— Work instructions —
Within the data that follows, how many lines carry the string "Height"? Give the number alone.

Dataset entries on figures:
◇ ◇ ◇

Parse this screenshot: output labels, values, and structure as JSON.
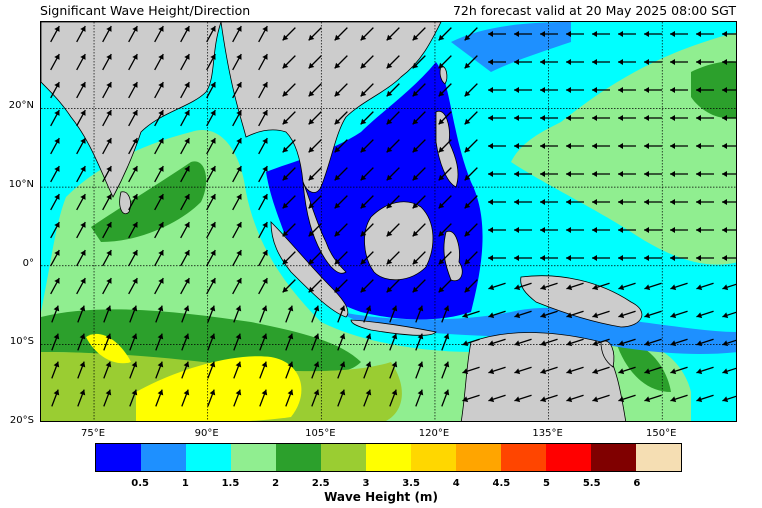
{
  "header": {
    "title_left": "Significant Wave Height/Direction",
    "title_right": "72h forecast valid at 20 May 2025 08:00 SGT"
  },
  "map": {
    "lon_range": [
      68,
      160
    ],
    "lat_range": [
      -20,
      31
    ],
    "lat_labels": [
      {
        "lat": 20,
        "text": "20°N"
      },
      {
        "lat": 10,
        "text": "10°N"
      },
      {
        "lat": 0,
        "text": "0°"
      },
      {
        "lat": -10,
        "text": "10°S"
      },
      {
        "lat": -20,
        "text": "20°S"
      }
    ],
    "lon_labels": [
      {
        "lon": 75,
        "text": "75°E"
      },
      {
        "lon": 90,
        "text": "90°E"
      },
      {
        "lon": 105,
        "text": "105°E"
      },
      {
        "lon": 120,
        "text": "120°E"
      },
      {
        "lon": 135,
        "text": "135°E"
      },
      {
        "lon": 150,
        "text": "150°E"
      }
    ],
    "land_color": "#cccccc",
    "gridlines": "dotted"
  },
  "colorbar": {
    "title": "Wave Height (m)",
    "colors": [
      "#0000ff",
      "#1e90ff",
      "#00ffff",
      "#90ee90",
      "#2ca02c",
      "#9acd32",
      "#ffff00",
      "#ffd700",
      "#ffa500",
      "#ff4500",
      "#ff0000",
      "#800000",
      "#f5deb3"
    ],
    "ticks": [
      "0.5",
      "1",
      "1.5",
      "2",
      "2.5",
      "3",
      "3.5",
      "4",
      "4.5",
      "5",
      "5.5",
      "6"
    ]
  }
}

◇ ◇ ◇

— Solution below —
2